— begin EXCERPTED RECORDS —

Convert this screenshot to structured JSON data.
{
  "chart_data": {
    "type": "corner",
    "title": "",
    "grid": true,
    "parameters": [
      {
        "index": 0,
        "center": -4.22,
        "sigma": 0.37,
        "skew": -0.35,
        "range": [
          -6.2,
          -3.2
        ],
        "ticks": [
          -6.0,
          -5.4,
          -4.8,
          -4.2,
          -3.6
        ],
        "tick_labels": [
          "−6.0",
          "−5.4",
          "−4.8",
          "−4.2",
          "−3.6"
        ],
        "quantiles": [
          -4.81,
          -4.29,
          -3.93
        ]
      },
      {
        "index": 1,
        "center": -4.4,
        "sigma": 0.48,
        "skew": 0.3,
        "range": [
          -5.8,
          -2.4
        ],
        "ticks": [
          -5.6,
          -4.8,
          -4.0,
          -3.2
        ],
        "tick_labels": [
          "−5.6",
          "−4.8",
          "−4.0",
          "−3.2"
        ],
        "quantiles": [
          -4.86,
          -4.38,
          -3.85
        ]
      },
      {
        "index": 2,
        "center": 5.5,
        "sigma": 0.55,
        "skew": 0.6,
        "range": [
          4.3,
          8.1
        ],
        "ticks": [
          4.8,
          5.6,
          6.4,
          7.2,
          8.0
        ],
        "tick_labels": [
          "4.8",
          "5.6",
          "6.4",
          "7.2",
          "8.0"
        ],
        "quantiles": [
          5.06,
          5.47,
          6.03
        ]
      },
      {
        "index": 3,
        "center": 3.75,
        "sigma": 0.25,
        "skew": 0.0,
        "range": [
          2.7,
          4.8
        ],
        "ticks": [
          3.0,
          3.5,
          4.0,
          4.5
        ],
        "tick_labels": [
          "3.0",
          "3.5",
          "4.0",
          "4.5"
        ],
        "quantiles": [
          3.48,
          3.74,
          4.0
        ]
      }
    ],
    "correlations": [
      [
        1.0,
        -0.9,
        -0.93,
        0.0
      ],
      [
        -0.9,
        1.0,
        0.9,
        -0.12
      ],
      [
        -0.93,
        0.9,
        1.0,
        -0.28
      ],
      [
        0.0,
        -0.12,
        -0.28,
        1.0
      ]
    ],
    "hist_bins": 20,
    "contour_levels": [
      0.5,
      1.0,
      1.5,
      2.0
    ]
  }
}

— end EXCERPTED RECORDS —

WHAT THE EXERCISE ASKS: Please output the entire listing exactly as it stands.

FULL RESPONSE:
Convert this screenshot to structured JSON data.
{
  "chart_data": {
    "type": "corner",
    "title": "",
    "grid": true,
    "parameters": [
      {
        "index": 0,
        "center": -4.22,
        "sigma": 0.37,
        "skew": -0.35,
        "range": [
          -6.2,
          -3.2
        ],
        "ticks": [
          -6.0,
          -5.4,
          -4.8,
          -4.2,
          -3.6
        ],
        "tick_labels": [
          "−6.0",
          "−5.4",
          "−4.8",
          "−4.2",
          "−3.6"
        ],
        "quantiles": [
          -4.81,
          -4.29,
          -3.93
        ]
      },
      {
        "index": 1,
        "center": -4.4,
        "sigma": 0.48,
        "skew": 0.3,
        "range": [
          -5.8,
          -2.4
        ],
        "ticks": [
          -5.6,
          -4.8,
          -4.0,
          -3.2
        ],
        "tick_labels": [
          "−5.6",
          "−4.8",
          "−4.0",
          "−3.2"
        ],
        "quantiles": [
          -4.86,
          -4.38,
          -3.85
        ]
      },
      {
        "index": 2,
        "center": 5.5,
        "sigma": 0.55,
        "skew": 0.6,
        "range": [
          4.3,
          8.1
        ],
        "ticks": [
          4.8,
          5.6,
          6.4,
          7.2,
          8.0
        ],
        "tick_labels": [
          "4.8",
          "5.6",
          "6.4",
          "7.2",
          "8.0"
        ],
        "quantiles": [
          5.06,
          5.47,
          6.03
        ]
      },
      {
        "index": 3,
        "center": 3.75,
        "sigma": 0.25,
        "skew": 0.0,
        "range": [
          2.7,
          4.8
        ],
        "ticks": [
          3.0,
          3.5,
          4.0,
          4.5
        ],
        "tick_labels": [
          "3.0",
          "3.5",
          "4.0",
          "4.5"
        ],
        "quantiles": [
          3.48,
          3.74,
          4.0
        ]
      }
    ],
    "correlations": [
      [
        1.0,
        -0.9,
        -0.93,
        0.0
      ],
      [
        -0.9,
        1.0,
        0.9,
        -0.12
      ],
      [
        -0.93,
        0.9,
        1.0,
        -0.28
      ],
      [
        0.0,
        -0.12,
        -0.28,
        1.0
      ]
    ],
    "hist_bins": 20,
    "contour_levels": [
      0.5,
      1.0,
      1.5,
      2.0
    ]
  }
}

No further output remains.